- [REQUEST] Using the records that follow, copy every line containing the word "data".

- [RECORDS SHOWN]
* Start *

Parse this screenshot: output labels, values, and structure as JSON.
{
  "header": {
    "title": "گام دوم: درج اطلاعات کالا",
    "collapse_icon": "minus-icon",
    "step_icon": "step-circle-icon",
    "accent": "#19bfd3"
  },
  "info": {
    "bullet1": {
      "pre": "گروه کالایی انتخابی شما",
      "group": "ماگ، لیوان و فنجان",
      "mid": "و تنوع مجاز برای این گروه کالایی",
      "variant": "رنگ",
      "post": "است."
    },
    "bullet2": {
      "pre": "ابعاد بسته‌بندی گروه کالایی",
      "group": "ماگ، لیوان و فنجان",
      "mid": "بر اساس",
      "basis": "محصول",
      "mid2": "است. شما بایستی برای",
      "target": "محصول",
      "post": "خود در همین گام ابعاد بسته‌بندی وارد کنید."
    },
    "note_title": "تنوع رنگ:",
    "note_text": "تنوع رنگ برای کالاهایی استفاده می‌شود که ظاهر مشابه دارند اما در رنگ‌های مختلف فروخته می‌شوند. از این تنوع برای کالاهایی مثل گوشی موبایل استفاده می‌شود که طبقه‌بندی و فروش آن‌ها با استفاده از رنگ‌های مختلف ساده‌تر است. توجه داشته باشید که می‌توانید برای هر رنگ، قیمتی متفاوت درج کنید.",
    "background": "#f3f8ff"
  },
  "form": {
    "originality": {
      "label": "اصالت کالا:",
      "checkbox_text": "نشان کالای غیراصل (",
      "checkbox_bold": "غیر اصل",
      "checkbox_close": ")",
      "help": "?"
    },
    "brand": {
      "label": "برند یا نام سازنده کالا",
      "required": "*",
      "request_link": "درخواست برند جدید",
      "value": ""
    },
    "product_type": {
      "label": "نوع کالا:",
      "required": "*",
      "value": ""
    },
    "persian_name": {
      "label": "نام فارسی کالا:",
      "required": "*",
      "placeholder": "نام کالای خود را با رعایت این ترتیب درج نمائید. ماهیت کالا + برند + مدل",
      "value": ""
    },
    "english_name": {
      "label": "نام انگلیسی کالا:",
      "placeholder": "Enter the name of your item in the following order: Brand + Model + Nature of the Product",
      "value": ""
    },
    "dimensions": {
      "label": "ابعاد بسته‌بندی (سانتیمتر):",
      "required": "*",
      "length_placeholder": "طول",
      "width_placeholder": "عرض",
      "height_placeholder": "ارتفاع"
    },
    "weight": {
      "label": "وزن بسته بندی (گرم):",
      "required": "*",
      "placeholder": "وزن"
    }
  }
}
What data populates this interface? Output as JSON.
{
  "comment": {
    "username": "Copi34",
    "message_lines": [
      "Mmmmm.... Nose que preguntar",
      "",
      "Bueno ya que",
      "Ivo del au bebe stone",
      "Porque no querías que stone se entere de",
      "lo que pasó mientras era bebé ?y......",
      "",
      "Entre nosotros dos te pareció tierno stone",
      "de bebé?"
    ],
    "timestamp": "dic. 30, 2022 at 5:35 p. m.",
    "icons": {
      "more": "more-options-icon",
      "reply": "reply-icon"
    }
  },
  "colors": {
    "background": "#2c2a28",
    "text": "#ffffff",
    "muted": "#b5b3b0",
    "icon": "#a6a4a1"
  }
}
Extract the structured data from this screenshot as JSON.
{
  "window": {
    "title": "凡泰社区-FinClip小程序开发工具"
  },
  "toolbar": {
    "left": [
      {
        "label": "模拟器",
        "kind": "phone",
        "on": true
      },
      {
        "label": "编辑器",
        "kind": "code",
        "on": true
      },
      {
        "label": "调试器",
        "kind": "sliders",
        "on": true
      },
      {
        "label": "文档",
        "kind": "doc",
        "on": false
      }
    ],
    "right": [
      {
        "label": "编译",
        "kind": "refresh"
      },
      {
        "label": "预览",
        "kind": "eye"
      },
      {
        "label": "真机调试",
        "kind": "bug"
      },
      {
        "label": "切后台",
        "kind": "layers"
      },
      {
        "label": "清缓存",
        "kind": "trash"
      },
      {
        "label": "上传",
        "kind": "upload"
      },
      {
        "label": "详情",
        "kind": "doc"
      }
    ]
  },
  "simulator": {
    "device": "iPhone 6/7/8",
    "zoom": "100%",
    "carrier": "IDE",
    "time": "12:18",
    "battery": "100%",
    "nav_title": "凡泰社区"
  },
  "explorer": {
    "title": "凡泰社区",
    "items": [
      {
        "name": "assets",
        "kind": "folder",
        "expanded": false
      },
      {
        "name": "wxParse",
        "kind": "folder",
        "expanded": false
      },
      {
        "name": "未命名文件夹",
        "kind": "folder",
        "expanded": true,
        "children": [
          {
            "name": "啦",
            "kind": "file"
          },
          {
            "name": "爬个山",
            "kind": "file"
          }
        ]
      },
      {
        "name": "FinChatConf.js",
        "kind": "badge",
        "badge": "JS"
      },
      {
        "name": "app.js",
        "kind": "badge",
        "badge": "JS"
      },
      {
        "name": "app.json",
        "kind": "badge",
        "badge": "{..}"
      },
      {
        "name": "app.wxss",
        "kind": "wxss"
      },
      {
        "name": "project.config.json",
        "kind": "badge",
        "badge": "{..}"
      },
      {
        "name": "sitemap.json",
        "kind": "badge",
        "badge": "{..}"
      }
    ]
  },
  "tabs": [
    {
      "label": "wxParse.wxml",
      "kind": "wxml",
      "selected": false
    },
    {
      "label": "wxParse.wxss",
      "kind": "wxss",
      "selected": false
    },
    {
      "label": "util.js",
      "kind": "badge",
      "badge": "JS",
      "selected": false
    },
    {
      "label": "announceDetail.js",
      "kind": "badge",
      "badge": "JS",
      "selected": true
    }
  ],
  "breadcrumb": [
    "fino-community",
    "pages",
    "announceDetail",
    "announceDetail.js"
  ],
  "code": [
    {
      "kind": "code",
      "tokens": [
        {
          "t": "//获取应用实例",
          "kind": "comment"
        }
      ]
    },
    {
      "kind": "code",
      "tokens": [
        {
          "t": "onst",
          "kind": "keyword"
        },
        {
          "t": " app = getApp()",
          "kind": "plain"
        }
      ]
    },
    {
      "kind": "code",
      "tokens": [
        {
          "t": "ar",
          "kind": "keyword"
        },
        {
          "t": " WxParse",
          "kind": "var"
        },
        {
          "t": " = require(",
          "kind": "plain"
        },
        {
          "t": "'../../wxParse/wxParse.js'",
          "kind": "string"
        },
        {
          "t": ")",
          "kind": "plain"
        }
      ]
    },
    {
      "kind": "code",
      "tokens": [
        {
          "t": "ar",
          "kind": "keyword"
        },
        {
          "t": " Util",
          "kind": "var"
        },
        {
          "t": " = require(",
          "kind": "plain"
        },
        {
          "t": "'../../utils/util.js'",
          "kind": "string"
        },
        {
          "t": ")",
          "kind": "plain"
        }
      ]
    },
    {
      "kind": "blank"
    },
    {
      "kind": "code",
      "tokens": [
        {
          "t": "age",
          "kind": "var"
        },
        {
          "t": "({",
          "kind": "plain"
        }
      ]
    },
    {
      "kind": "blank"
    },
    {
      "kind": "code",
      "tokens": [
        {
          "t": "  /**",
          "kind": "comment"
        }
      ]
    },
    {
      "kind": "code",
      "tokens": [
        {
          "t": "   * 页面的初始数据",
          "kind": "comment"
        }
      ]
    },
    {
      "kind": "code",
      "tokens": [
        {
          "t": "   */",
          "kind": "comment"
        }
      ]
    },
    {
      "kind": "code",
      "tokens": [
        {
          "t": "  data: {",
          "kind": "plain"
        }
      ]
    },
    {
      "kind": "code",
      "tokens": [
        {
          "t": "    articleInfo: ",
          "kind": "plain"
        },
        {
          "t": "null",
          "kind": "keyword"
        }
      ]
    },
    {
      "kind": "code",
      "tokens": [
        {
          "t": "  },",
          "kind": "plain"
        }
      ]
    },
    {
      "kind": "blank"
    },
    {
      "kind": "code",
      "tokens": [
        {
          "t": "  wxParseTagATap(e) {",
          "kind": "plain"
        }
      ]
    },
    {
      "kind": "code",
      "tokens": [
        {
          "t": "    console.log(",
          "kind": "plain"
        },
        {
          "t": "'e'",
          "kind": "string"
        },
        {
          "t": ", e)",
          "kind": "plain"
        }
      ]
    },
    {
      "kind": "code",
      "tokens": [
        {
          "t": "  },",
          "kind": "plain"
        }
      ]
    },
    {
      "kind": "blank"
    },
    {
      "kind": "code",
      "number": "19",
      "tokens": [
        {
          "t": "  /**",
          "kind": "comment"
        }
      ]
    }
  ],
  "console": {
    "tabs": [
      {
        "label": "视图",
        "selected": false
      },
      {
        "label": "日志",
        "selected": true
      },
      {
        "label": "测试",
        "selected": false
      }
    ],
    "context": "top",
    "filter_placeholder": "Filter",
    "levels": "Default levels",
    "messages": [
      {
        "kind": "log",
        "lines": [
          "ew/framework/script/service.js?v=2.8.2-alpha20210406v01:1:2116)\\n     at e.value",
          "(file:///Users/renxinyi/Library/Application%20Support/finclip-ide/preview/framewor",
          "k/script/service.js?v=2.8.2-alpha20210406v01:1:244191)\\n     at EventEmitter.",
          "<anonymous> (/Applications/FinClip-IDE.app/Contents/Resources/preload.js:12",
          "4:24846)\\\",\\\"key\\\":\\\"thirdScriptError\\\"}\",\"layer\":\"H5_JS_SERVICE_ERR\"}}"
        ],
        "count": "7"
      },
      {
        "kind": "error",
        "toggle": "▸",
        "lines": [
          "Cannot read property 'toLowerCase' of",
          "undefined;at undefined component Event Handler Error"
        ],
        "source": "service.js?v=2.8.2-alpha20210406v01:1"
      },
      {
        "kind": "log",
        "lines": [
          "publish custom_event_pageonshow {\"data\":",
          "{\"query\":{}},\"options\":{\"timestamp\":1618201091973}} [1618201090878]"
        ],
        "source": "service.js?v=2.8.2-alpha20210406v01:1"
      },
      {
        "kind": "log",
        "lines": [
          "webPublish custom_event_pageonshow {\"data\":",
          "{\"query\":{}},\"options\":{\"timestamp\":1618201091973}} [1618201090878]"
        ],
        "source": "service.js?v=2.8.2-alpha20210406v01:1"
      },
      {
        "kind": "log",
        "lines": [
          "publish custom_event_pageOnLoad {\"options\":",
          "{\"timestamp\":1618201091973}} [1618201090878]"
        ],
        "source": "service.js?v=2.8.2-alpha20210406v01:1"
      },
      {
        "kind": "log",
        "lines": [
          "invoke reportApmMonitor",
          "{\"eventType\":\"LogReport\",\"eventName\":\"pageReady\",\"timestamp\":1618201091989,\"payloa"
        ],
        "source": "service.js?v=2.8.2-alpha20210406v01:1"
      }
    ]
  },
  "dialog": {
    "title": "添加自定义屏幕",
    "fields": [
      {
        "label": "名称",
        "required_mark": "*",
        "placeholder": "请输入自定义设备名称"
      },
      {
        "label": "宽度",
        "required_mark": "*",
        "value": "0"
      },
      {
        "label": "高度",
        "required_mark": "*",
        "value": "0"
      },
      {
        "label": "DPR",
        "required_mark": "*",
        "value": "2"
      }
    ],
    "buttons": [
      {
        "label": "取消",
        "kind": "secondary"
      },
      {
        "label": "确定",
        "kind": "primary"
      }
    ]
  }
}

* End *

- [REPLY TO THE TASK]
What data populates this interface? Output as JSON.
Extract the structured data from this screenshot as JSON.
          "t": "  data: {",
          "publish custom_event_pageonshow {\"data\":",
          "webPublish custom_event_pageonshow {\"data\":",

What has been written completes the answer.